▸ **DATA PROVIDED**
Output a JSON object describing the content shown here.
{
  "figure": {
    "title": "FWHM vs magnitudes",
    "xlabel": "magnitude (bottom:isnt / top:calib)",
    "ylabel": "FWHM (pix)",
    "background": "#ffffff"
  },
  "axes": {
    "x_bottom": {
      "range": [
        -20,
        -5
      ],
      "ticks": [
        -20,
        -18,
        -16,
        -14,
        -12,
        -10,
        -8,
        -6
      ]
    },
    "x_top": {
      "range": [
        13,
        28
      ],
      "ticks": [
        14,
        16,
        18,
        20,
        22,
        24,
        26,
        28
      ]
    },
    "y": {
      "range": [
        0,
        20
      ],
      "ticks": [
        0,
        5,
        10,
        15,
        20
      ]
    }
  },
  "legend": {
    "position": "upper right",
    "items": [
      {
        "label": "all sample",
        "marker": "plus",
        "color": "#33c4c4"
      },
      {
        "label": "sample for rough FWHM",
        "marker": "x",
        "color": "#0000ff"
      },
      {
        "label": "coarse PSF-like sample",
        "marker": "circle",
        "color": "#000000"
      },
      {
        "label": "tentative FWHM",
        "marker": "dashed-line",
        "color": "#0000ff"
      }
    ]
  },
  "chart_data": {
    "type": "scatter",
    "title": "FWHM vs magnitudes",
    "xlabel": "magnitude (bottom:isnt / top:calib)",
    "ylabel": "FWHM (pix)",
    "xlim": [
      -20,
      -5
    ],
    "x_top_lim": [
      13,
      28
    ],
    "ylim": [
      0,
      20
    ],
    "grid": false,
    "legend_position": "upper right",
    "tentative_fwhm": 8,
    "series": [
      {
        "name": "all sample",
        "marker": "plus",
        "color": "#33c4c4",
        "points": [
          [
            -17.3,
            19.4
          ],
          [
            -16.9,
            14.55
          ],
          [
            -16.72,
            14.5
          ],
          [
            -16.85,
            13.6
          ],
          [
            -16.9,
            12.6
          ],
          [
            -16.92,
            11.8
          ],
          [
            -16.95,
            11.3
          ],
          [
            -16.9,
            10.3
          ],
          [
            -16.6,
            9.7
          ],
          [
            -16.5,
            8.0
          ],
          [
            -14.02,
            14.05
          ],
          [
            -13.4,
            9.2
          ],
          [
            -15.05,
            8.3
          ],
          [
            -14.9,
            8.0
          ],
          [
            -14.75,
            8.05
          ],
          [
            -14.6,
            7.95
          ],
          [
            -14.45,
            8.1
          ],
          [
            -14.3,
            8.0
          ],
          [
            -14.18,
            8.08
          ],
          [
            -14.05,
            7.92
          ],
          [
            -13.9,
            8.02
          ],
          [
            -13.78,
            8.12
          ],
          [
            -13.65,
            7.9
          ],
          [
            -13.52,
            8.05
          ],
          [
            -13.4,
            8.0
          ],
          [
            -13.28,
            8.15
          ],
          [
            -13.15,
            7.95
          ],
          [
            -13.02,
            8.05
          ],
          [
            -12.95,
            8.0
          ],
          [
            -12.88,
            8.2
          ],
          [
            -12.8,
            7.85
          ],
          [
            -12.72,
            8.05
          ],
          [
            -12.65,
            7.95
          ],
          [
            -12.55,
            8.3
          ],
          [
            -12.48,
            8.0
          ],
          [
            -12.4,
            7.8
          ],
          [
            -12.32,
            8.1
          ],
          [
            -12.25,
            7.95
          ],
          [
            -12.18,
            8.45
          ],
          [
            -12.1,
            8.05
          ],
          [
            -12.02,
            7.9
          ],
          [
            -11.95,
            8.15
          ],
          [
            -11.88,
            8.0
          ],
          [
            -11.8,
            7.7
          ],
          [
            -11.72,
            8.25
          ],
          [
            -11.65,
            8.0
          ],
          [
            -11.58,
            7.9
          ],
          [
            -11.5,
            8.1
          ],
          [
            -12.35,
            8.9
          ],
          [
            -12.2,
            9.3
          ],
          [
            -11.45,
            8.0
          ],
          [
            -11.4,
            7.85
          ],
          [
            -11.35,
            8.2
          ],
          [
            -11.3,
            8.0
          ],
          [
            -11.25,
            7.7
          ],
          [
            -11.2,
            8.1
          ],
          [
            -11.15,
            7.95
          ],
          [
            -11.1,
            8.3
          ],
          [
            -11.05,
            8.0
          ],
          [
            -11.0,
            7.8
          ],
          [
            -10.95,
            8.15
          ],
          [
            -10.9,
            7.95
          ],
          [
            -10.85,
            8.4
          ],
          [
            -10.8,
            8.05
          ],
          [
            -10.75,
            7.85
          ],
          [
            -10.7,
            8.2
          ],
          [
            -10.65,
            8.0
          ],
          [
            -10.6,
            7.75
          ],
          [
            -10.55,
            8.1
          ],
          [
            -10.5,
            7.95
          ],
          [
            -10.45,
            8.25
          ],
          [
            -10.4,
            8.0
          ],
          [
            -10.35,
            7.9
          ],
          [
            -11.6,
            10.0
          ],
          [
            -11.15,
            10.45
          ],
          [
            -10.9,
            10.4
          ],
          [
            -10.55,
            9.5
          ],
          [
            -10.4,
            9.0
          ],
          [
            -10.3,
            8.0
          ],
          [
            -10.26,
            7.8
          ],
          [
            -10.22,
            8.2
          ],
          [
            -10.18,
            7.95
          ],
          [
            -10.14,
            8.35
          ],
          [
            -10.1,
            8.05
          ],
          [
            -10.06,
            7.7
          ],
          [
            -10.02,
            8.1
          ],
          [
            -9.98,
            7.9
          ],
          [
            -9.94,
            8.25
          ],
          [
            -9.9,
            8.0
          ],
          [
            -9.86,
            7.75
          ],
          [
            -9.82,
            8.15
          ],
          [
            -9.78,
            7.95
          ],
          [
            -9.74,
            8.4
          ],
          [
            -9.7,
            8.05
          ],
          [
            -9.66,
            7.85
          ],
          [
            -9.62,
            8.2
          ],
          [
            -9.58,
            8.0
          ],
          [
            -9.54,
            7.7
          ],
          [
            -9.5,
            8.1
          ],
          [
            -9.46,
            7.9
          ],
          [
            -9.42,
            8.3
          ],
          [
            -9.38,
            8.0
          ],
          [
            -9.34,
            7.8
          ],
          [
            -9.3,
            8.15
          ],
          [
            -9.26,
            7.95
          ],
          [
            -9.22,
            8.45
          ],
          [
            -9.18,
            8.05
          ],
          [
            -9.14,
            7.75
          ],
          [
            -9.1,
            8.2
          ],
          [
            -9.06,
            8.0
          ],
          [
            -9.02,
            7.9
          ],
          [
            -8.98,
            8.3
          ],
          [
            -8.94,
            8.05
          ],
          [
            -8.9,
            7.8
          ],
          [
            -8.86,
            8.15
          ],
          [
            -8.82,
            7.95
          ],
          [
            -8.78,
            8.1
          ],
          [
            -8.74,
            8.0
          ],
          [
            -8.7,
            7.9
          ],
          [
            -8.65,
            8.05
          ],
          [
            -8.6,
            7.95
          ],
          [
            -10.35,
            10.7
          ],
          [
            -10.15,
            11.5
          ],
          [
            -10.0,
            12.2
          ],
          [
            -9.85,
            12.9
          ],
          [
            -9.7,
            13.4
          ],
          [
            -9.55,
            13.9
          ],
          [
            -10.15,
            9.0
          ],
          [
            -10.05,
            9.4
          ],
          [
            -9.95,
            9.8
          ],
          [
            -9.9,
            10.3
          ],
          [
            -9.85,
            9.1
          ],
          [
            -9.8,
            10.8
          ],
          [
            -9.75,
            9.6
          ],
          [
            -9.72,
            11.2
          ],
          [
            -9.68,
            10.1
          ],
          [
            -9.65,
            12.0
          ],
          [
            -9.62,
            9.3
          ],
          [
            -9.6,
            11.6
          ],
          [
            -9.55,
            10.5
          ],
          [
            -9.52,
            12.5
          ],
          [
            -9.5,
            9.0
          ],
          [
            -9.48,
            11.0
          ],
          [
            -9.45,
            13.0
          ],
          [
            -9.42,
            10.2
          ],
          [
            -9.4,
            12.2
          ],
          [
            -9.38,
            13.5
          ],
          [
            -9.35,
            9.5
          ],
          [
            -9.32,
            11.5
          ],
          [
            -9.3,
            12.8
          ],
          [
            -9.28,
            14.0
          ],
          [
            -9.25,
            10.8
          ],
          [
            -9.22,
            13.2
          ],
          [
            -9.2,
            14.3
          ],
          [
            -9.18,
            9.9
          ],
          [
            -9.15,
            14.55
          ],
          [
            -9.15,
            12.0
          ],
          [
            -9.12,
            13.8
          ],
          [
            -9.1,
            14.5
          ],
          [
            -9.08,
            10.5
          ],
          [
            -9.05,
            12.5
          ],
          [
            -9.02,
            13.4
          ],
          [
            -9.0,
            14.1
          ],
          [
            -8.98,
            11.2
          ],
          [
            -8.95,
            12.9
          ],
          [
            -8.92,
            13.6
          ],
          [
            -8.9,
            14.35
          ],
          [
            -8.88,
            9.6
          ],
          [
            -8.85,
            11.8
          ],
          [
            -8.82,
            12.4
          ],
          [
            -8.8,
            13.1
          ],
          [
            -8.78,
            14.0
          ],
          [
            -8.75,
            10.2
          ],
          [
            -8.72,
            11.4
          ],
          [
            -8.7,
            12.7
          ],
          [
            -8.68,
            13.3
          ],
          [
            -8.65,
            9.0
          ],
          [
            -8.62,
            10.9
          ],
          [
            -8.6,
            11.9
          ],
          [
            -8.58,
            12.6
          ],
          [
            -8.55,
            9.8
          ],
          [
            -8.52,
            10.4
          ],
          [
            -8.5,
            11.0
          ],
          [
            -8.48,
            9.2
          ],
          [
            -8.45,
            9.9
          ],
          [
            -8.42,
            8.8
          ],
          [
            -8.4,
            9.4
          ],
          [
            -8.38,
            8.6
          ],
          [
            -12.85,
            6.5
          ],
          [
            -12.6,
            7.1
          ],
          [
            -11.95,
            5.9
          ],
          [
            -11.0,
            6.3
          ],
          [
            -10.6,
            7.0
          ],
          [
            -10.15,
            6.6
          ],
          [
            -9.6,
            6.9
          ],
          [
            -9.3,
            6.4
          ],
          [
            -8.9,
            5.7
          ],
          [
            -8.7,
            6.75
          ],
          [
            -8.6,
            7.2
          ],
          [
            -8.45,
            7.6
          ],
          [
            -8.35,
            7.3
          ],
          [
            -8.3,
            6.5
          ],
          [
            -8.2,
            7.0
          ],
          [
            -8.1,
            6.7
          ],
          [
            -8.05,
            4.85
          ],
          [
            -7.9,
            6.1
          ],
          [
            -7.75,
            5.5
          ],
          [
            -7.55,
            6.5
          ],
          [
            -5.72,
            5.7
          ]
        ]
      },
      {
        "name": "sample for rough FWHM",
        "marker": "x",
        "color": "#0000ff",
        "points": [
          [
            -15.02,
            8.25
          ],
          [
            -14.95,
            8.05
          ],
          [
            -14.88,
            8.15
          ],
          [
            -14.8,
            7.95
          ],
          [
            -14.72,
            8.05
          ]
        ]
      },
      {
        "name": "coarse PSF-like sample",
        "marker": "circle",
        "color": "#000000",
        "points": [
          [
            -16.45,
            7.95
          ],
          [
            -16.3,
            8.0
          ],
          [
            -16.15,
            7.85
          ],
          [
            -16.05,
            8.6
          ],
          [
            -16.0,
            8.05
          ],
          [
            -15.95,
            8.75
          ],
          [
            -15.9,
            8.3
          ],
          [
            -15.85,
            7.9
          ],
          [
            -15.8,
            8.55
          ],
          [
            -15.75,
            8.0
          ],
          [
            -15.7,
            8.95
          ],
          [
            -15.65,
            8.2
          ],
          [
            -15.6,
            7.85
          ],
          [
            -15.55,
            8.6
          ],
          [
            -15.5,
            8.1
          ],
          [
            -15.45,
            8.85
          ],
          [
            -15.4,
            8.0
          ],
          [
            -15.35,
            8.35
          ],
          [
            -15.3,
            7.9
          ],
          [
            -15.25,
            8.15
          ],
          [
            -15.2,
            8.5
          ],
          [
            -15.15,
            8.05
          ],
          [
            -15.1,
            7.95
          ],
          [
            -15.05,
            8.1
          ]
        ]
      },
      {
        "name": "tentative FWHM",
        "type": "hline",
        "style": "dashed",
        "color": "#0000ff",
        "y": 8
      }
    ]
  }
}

▸ **EXERCISE DESCRIPTION**
Look through the material above. Copy each line where the word "like" appears.

▸ **REPLY**
        "label": "coarse PSF-like sample",
        "name": "coarse PSF-like sample",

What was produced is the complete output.